#### REQUIRED WORK
From the entries below, list each line with "name".

[Collected data entries]

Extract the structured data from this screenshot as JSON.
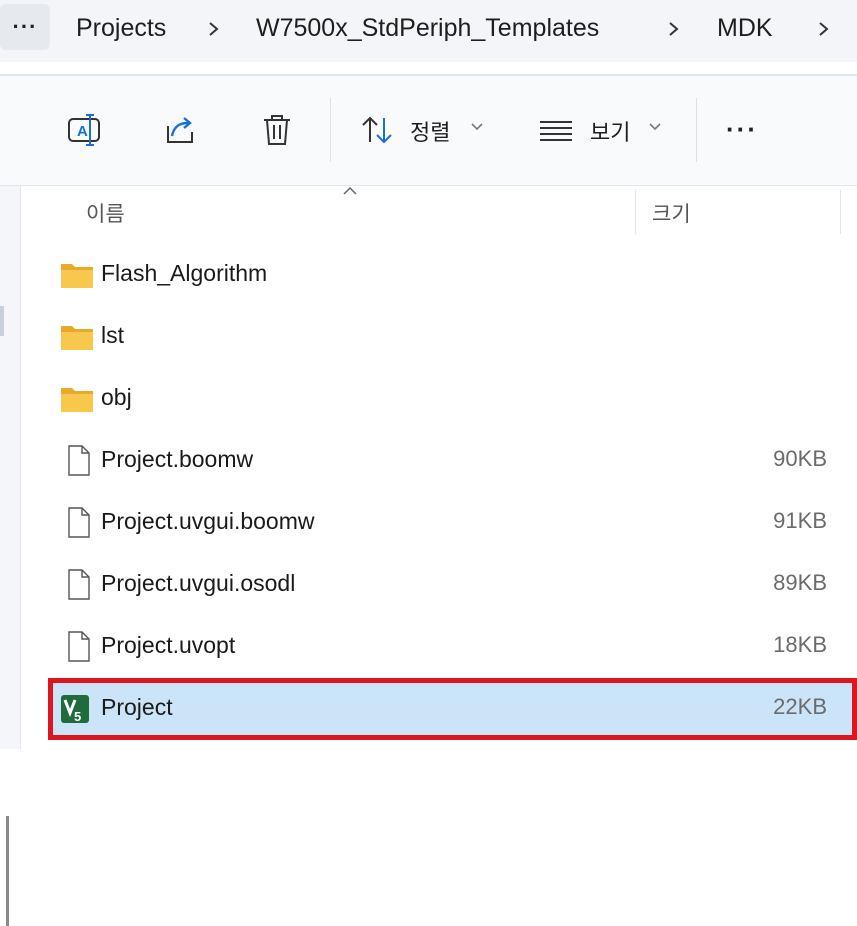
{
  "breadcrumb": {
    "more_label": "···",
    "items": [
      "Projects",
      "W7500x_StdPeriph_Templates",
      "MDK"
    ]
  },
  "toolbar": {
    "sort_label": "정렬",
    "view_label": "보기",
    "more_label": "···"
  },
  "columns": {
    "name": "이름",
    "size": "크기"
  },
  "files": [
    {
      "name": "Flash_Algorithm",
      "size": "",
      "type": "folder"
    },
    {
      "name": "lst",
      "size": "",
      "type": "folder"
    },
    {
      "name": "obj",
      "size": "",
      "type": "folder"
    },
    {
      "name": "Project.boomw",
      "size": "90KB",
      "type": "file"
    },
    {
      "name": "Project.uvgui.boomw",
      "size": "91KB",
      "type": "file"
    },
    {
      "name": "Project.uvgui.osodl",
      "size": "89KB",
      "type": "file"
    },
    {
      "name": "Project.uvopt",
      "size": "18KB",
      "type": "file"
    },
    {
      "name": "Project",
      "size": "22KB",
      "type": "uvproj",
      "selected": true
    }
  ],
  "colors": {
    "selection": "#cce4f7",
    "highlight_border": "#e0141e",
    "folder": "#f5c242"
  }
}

#### OUTPUT FOR THIS TASK
    "name": "이름",
      "name": "Flash_Algorithm",
      "name": "lst",
      "name": "obj",
      "name": "Project.boomw",
      "name": "Project.uvgui.boomw",
      "name": "Project.uvgui.osodl",
      "name": "Project.uvopt",
      "name": "Project",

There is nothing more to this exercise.